— Start EXCERPTED RECORDS —

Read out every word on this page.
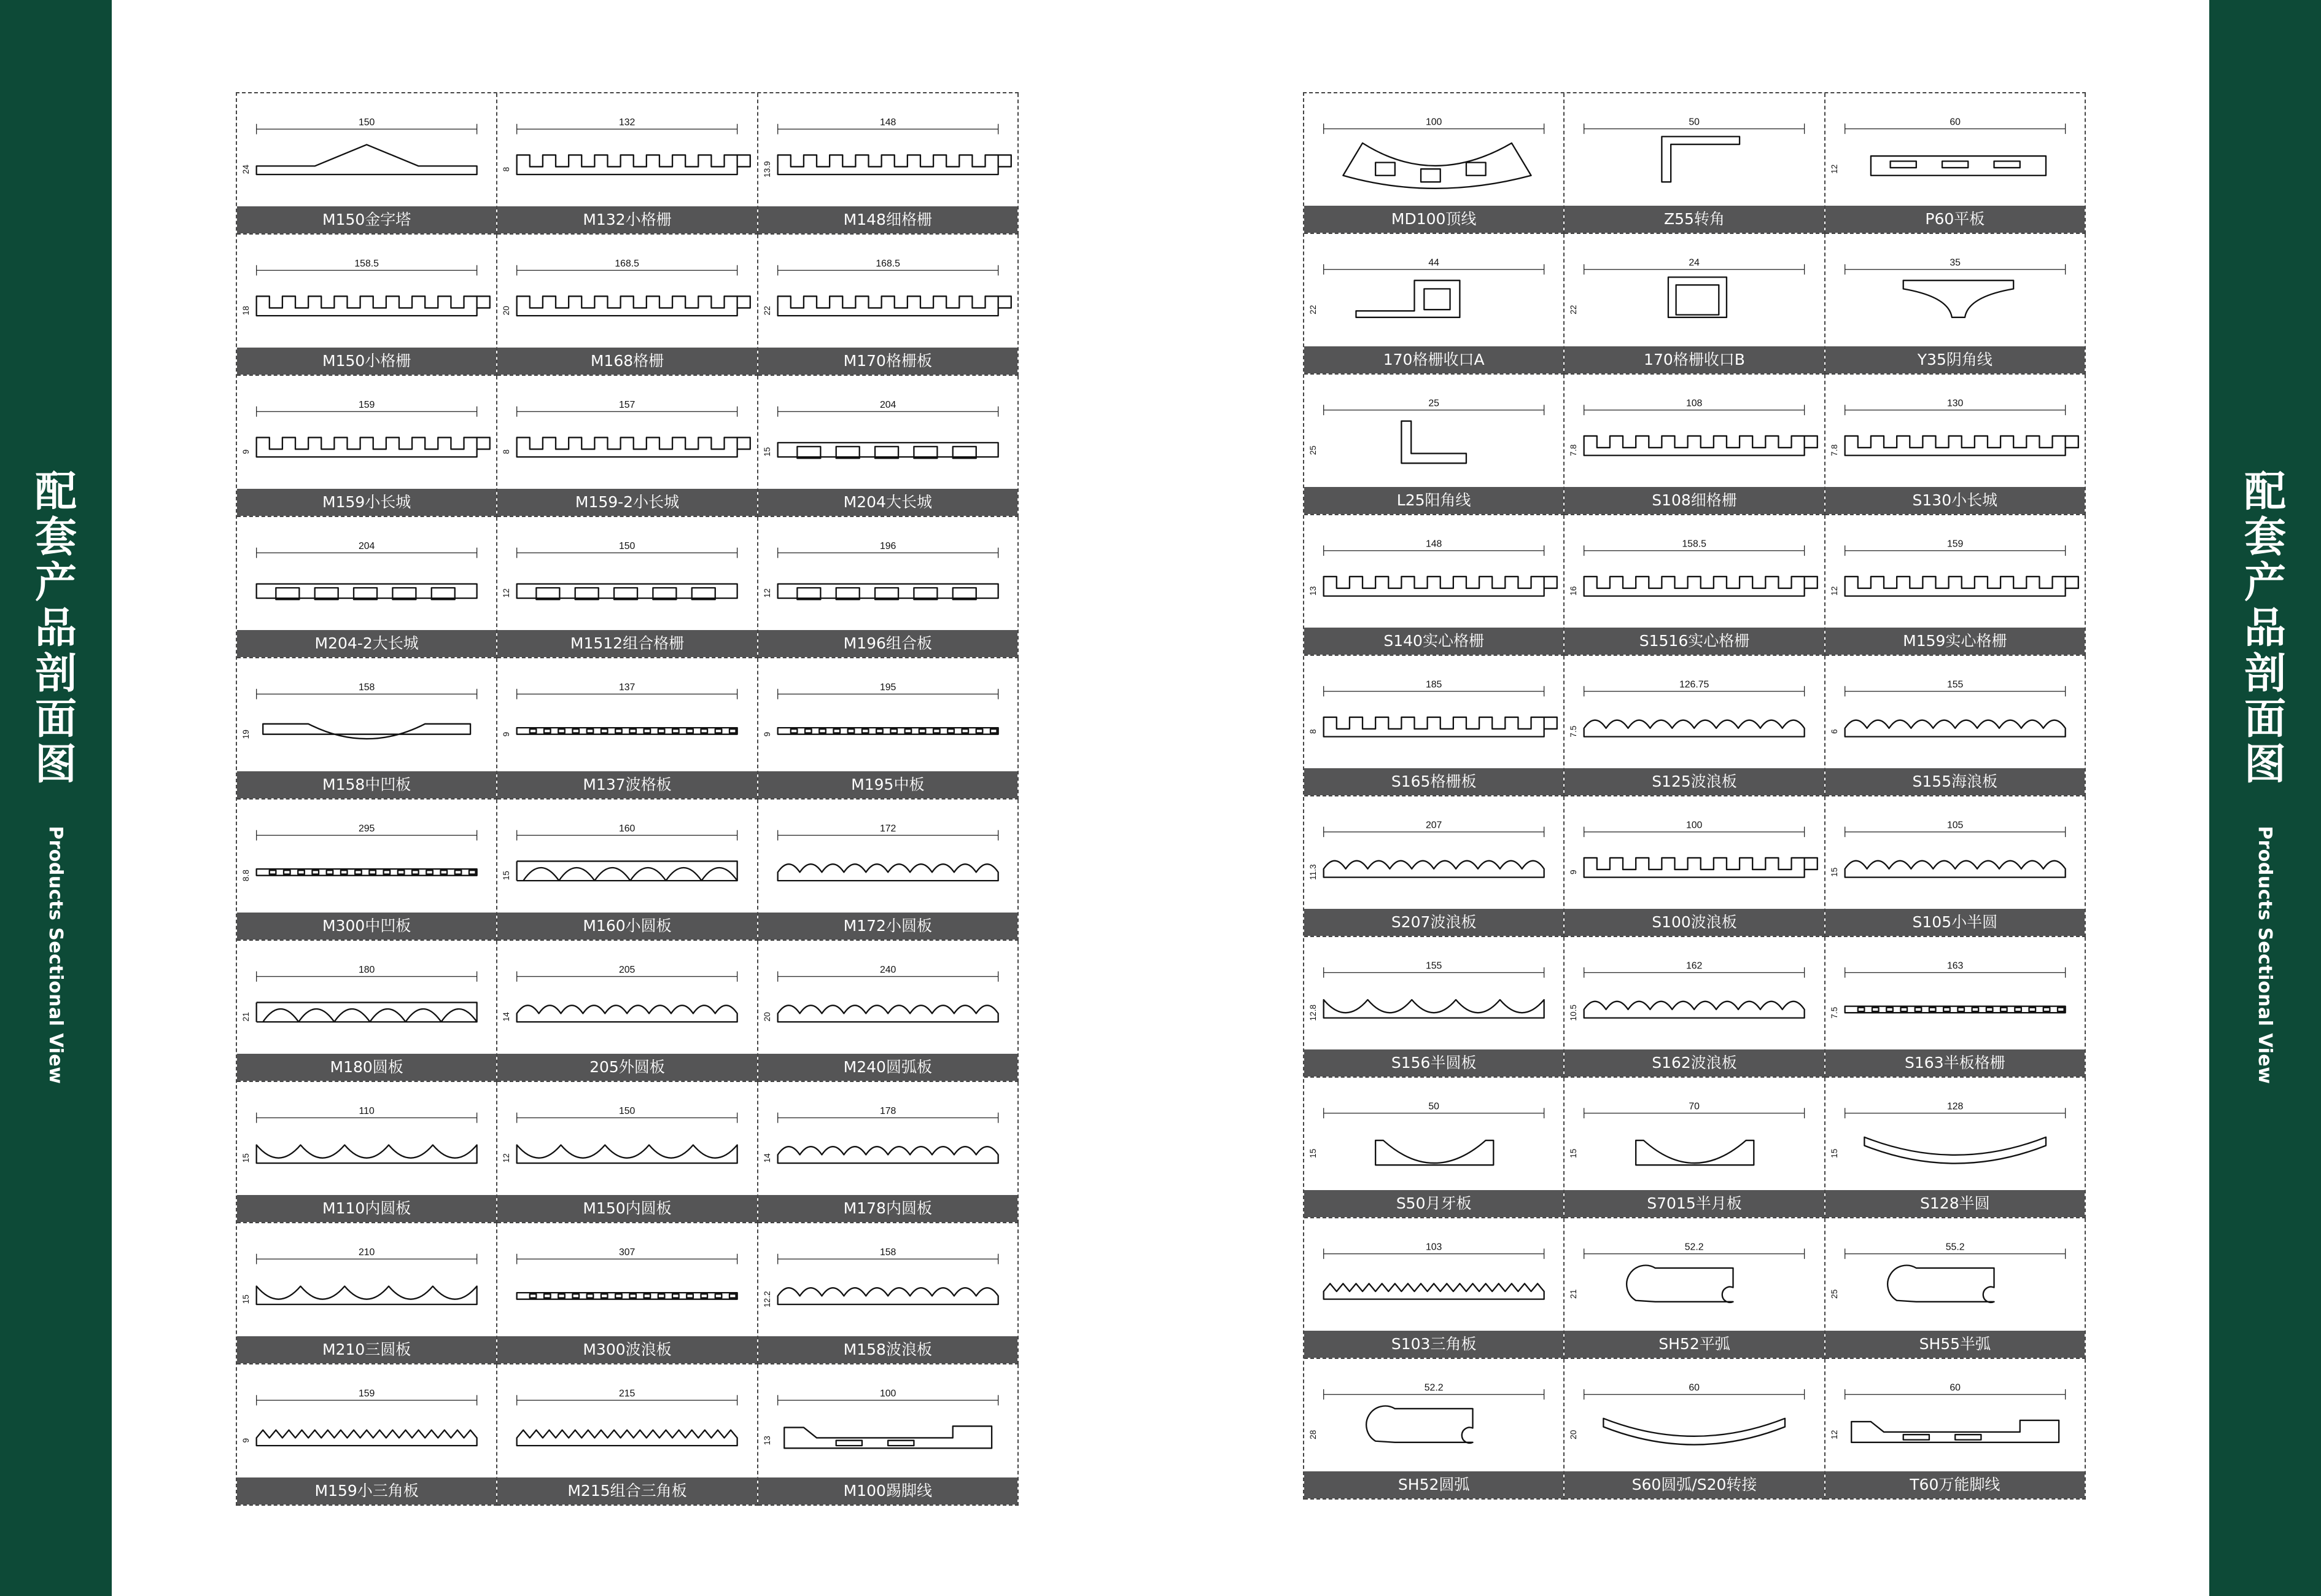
配
套
产
品
剖
面
图
Products Sectional View
配
套
产
品
剖
面
图
Products Sectional View
150
24
M150金字塔
132
8
M132小格栅
148
13.9
M148细格栅
158.5
18
M150小格栅
168.5
20
M168格栅
168.5
22
M170格栅板
159
9
M159小长城
157
8
M159-2小长城
204
15
M204大长城
204
M204-2大长城
150
12
M1512组合格栅
196
12
M196组合板
158
19
M158中凹板
137
9
M137波格板
195
9
M195中板
295
8.8
M300中凹板
160
15
M160小圆板
172
M172小圆板
180
21
M180圆板
205
14
205外圆板
240
20
M240圆弧板
110
15
M110内圆板
150
12
M150内圆板
178
14
M178内圆板
210
15
M210三圆板
307
M300波浪板
158
12.2
M158波浪板
159
9
M159小三角板
215
M215组合三角板
100
13
M100踢脚线
100
MD100顶线
50
Z55转角
60
12
P60平板
44
22
170格栅收口A
24
22
170格栅收口B
35
Y35阴角线
25
25
L25阳角线
108
7.8
S108细格栅
130
7.8
S130小长城
148
13
S140实心格栅
158.5
16
S1516实心格栅
159
12
M159实心格栅
185
8
S165格栅板
126.75
7.5
S125波浪板
155
6
S155海浪板
207
11.3
S207波浪板
100
9
S100波浪板
105
15
S105小半圆
155
12.8
S156半圆板
162
10.5
S162波浪板
163
7.5
S163半板格栅
50
15
S50月牙板
70
15
S7015半月板
128
15
S128半圆
103
S103三角板
52.2
21
SH52平弧
55.2
25
SH55半弧
52.2
28
SH52圆弧
60
20
S60圆弧/S20转接
60
12
T60万能脚线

— End EXCERPTED RECORDS —

### DIRECTIVE
Each entry gets copied exactly; the pictures stay out.

### FULL OUTPUT
Read out every word on this page.
配
套
产
品
剖
面
图
Products Sectional View
配
套
产
品
剖
面
图
Products Sectional View
150
24
M150金字塔
132
8
M132小格栅
148
13.9
M148细格栅
158.5
18
M150小格栅
168.5
20
M168格栅
168.5
22
M170格栅板
159
9
M159小长城
157
8
M159-2小长城
204
15
M204大长城
204
M204-2大长城
150
12
M1512组合格栅
196
12
M196组合板
158
19
M158中凹板
137
9
M137波格板
195
9
M195中板
295
8.8
M300中凹板
160
15
M160小圆板
172
M172小圆板
180
21
M180圆板
205
14
205外圆板
240
20
M240圆弧板
110
15
M110内圆板
150
12
M150内圆板
178
14
M178内圆板
210
15
M210三圆板
307
M300波浪板
158
12.2
M158波浪板
159
9
M159小三角板
215
M215组合三角板
100
13
M100踢脚线
100
MD100顶线
50
Z55转角
60
12
P60平板
44
22
170格栅收口A
24
22
170格栅收口B
35
Y35阴角线
25
25
L25阳角线
108
7.8
S108细格栅
130
7.8
S130小长城
148
13
S140实心格栅
158.5
16
S1516实心格栅
159
12
M159实心格栅
185
8
S165格栅板
126.75
7.5
S125波浪板
155
6
S155海浪板
207
11.3
S207波浪板
100
9
S100波浪板
105
15
S105小半圆
155
12.8
S156半圆板
162
10.5
S162波浪板
163
7.5
S163半板格栅
50
15
S50月牙板
70
15
S7015半月板
128
15
S128半圆
103
S103三角板
52.2
21
SH52平弧
55.2
25
SH55半弧
52.2
28
SH52圆弧
60
20
S60圆弧/S20转接
60
12
T60万能脚线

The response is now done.